■ INSTRUCTIONS TO FOLLOW: From the listing below, select every line where the word "Parti" appears.

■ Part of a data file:
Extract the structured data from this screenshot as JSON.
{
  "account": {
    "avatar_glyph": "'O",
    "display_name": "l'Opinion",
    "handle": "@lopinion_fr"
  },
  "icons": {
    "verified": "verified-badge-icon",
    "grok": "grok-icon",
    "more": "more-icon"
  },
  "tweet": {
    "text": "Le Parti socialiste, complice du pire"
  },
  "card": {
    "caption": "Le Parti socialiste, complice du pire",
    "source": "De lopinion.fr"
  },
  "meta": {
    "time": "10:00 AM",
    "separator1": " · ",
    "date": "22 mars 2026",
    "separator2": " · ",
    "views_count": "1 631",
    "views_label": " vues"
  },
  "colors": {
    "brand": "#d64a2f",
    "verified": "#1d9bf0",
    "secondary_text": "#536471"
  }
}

■ TASK RESULT:
    "text": "Le Parti socialiste, complice du pire"
    "caption": "Le Parti socialiste, complice du pire",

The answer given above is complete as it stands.